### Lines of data

§ §

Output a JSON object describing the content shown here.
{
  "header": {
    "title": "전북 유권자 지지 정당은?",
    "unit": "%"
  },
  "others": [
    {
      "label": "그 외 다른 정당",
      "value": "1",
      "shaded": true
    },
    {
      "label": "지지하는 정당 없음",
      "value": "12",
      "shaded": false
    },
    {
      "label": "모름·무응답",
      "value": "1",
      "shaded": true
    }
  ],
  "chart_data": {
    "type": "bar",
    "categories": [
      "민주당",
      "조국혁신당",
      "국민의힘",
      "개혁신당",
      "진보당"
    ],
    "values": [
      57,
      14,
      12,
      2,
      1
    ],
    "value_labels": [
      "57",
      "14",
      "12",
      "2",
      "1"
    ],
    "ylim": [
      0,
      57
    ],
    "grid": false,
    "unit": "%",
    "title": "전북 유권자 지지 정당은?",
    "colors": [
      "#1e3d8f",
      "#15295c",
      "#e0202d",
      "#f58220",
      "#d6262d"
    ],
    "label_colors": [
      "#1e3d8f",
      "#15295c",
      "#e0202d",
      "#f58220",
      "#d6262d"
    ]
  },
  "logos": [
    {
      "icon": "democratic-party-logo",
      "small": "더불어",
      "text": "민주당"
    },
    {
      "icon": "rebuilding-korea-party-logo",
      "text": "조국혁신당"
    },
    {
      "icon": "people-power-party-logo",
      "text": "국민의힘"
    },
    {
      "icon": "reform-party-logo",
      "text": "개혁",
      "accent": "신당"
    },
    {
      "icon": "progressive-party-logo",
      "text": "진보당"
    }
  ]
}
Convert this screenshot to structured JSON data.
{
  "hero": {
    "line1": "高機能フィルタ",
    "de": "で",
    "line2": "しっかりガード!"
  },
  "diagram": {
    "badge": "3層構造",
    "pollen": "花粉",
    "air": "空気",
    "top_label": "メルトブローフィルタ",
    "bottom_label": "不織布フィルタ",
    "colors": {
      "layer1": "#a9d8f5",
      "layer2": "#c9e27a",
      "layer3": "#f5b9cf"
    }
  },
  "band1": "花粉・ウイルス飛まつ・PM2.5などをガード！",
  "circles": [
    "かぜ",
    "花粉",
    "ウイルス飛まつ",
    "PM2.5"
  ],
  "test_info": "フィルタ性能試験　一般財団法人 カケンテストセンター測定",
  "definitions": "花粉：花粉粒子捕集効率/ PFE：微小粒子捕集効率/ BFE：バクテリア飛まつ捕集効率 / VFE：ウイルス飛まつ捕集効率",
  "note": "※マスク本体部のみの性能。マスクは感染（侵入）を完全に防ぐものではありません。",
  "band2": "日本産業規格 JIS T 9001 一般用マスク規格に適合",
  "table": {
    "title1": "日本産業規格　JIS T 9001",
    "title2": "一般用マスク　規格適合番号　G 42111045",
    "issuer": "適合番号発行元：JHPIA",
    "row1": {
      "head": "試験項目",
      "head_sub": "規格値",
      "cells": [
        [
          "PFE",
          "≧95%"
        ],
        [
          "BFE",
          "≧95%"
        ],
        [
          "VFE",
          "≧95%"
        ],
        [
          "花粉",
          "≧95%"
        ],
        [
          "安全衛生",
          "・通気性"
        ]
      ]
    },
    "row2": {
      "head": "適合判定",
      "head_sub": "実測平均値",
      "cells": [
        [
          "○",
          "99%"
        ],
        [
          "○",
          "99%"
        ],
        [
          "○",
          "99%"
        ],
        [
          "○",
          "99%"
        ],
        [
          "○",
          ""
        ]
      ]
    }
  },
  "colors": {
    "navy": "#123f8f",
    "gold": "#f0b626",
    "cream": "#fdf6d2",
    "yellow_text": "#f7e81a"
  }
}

§ §

### WHAT TO DO
Give the entries once more, exactly as they appear.

### SOLUTION TO THIS EXERCISE
Output a JSON object describing the content shown here.
{
  "header": {
    "title": "전북 유권자 지지 정당은?",
    "unit": "%"
  },
  "others": [
    {
      "label": "그 외 다른 정당",
      "value": "1",
      "shaded": true
    },
    {
      "label": "지지하는 정당 없음",
      "value": "12",
      "shaded": false
    },
    {
      "label": "모름·무응답",
      "value": "1",
      "shaded": true
    }
  ],
  "chart_data": {
    "type": "bar",
    "categories": [
      "민주당",
      "조국혁신당",
      "국민의힘",
      "개혁신당",
      "진보당"
    ],
    "values": [
      57,
      14,
      12,
      2,
      1
    ],
    "value_labels": [
      "57",
      "14",
      "12",
      "2",
      "1"
    ],
    "ylim": [
      0,
      57
    ],
    "grid": false,
    "unit": "%",
    "title": "전북 유권자 지지 정당은?",
    "colors": [
      "#1e3d8f",
      "#15295c",
      "#e0202d",
      "#f58220",
      "#d6262d"
    ],
    "label_colors": [
      "#1e3d8f",
      "#15295c",
      "#e0202d",
      "#f58220",
      "#d6262d"
    ]
  },
  "logos": [
    {
      "icon": "democratic-party-logo",
      "small": "더불어",
      "text": "민주당"
    },
    {
      "icon": "rebuilding-korea-party-logo",
      "text": "조국혁신당"
    },
    {
      "icon": "people-power-party-logo",
      "text": "국민의힘"
    },
    {
      "icon": "reform-party-logo",
      "text": "개혁",
      "accent": "신당"
    },
    {
      "icon": "progressive-party-logo",
      "text": "진보당"
    }
  ]
}
Convert this screenshot to structured JSON data.
{
  "hero": {
    "line1": "高機能フィルタ",
    "de": "で",
    "line2": "しっかりガード!"
  },
  "diagram": {
    "badge": "3層構造",
    "pollen": "花粉",
    "air": "空気",
    "top_label": "メルトブローフィルタ",
    "bottom_label": "不織布フィルタ",
    "colors": {
      "layer1": "#a9d8f5",
      "layer2": "#c9e27a",
      "layer3": "#f5b9cf"
    }
  },
  "band1": "花粉・ウイルス飛まつ・PM2.5などをガード！",
  "circles": [
    "かぜ",
    "花粉",
    "ウイルス飛まつ",
    "PM2.5"
  ],
  "test_info": "フィルタ性能試験　一般財団法人 カケンテストセンター測定",
  "definitions": "花粉：花粉粒子捕集効率/ PFE：微小粒子捕集効率/ BFE：バクテリア飛まつ捕集効率 / VFE：ウイルス飛まつ捕集効率",
  "note": "※マスク本体部のみの性能。マスクは感染（侵入）を完全に防ぐものではありません。",
  "band2": "日本産業規格 JIS T 9001 一般用マスク規格に適合",
  "table": {
    "title1": "日本産業規格　JIS T 9001",
    "title2": "一般用マスク　規格適合番号　G 42111045",
    "issuer": "適合番号発行元：JHPIA",
    "row1": {
      "head": "試験項目",
      "head_sub": "規格値",
      "cells": [
        [
          "PFE",
          "≧95%"
        ],
        [
          "BFE",
          "≧95%"
        ],
        [
          "VFE",
          "≧95%"
        ],
        [
          "花粉",
          "≧95%"
        ],
        [
          "安全衛生",
          "・通気性"
        ]
      ]
    },
    "row2": {
      "head": "適合判定",
      "head_sub": "実測平均値",
      "cells": [
        [
          "○",
          "99%"
        ],
        [
          "○",
          "99%"
        ],
        [
          "○",
          "99%"
        ],
        [
          "○",
          "99%"
        ],
        [
          "○",
          ""
        ]
      ]
    }
  },
  "colors": {
    "navy": "#123f8f",
    "gold": "#f0b626",
    "cream": "#fdf6d2",
    "yellow_text": "#f7e81a"
  }
}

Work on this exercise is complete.